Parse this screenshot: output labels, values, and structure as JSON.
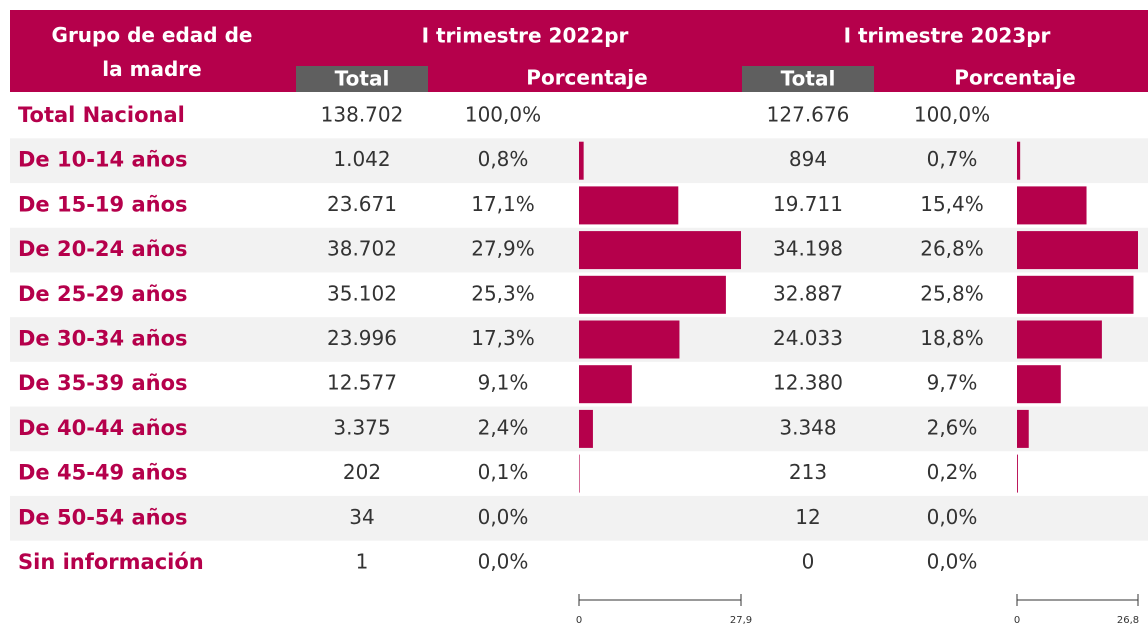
{
  "header": {
    "group": "Grupo de edad de la madre",
    "periods": [
      {
        "title": "I trimestre 2022pr",
        "total": "Total",
        "pct": "Porcentaje"
      },
      {
        "title": "I trimestre 2023pr",
        "total": "Total",
        "pct": "Porcentaje"
      }
    ]
  },
  "total_row": {
    "label": "Total Nacional",
    "cells": [
      "138.702",
      "100,0%",
      "127.676",
      "100,0%"
    ]
  },
  "rows": [
    {
      "label": "De 10-14 años",
      "cells": [
        "1.042",
        "0,8%",
        "894",
        "0,7%"
      ]
    },
    {
      "label": "De 15-19 años",
      "cells": [
        "23.671",
        "17,1%",
        "19.711",
        "15,4%"
      ]
    },
    {
      "label": "De 20-24 años",
      "cells": [
        "38.702",
        "27,9%",
        "34.198",
        "26,8%"
      ]
    },
    {
      "label": "De 25-29 años",
      "cells": [
        "35.102",
        "25,3%",
        "32.887",
        "25,8%"
      ]
    },
    {
      "label": "De 30-34 años",
      "cells": [
        "23.996",
        "17,3%",
        "24.033",
        "18,8%"
      ]
    },
    {
      "label": "De 35-39 años",
      "cells": [
        "12.577",
        "9,1%",
        "12.380",
        "9,7%"
      ]
    },
    {
      "label": "De 40-44 años",
      "cells": [
        "3.375",
        "2,4%",
        "3.348",
        "2,6%"
      ]
    },
    {
      "label": "De 45-49 años",
      "cells": [
        "202",
        "0,1%",
        "213",
        "0,2%"
      ]
    },
    {
      "label": "De 50-54 años",
      "cells": [
        "34",
        "0,0%",
        "12",
        "0,0%"
      ]
    },
    {
      "label": "Sin información",
      "cells": [
        "1",
        "0,0%",
        "0",
        "0,0%"
      ]
    }
  ],
  "bars": [
    {
      "type": "bar",
      "color": "#b5004b",
      "values": [
        0.8,
        17.1,
        27.9,
        25.3,
        17.3,
        9.1,
        2.4,
        0.1,
        0.0,
        0.0
      ],
      "xlim": [
        0,
        27.9
      ],
      "xticks": [
        0,
        {
          "value": 27.9,
          "label": "27,9"
        }
      ]
    },
    {
      "type": "bar",
      "color": "#b5004b",
      "values": [
        0.7,
        15.4,
        26.8,
        25.8,
        18.8,
        9.7,
        2.6,
        0.2,
        0.0,
        0.0
      ],
      "xlim": [
        0,
        26.8
      ],
      "xticks": [
        0,
        {
          "value": 26.8,
          "label": "26,8"
        }
      ]
    }
  ]
}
_____
* _Aim_
Extract all the data above exactly, excluding every picture.

* _Answer_
Parse this screenshot: output labels, values, and structure as JSON.
{
  "header": {
    "group": "Grupo de edad de la madre",
    "periods": [
      {
        "title": "I trimestre 2022pr",
        "total": "Total",
        "pct": "Porcentaje"
      },
      {
        "title": "I trimestre 2023pr",
        "total": "Total",
        "pct": "Porcentaje"
      }
    ]
  },
  "total_row": {
    "label": "Total Nacional",
    "cells": [
      "138.702",
      "100,0%",
      "127.676",
      "100,0%"
    ]
  },
  "rows": [
    {
      "label": "De 10-14 años",
      "cells": [
        "1.042",
        "0,8%",
        "894",
        "0,7%"
      ]
    },
    {
      "label": "De 15-19 años",
      "cells": [
        "23.671",
        "17,1%",
        "19.711",
        "15,4%"
      ]
    },
    {
      "label": "De 20-24 años",
      "cells": [
        "38.702",
        "27,9%",
        "34.198",
        "26,8%"
      ]
    },
    {
      "label": "De 25-29 años",
      "cells": [
        "35.102",
        "25,3%",
        "32.887",
        "25,8%"
      ]
    },
    {
      "label": "De 30-34 años",
      "cells": [
        "23.996",
        "17,3%",
        "24.033",
        "18,8%"
      ]
    },
    {
      "label": "De 35-39 años",
      "cells": [
        "12.577",
        "9,1%",
        "12.380",
        "9,7%"
      ]
    },
    {
      "label": "De 40-44 años",
      "cells": [
        "3.375",
        "2,4%",
        "3.348",
        "2,6%"
      ]
    },
    {
      "label": "De 45-49 años",
      "cells": [
        "202",
        "0,1%",
        "213",
        "0,2%"
      ]
    },
    {
      "label": "De 50-54 años",
      "cells": [
        "34",
        "0,0%",
        "12",
        "0,0%"
      ]
    },
    {
      "label": "Sin información",
      "cells": [
        "1",
        "0,0%",
        "0",
        "0,0%"
      ]
    }
  ],
  "bars": [
    {
      "type": "bar",
      "color": "#b5004b",
      "values": [
        0.8,
        17.1,
        27.9,
        25.3,
        17.3,
        9.1,
        2.4,
        0.1,
        0.0,
        0.0
      ],
      "xlim": [
        0,
        27.9
      ],
      "xticks": [
        0,
        {
          "value": 27.9,
          "label": "27,9"
        }
      ]
    },
    {
      "type": "bar",
      "color": "#b5004b",
      "values": [
        0.7,
        15.4,
        26.8,
        25.8,
        18.8,
        9.7,
        2.6,
        0.2,
        0.0,
        0.0
      ],
      "xlim": [
        0,
        26.8
      ],
      "xticks": [
        0,
        {
          "value": 26.8,
          "label": "26,8"
        }
      ]
    }
  ]
}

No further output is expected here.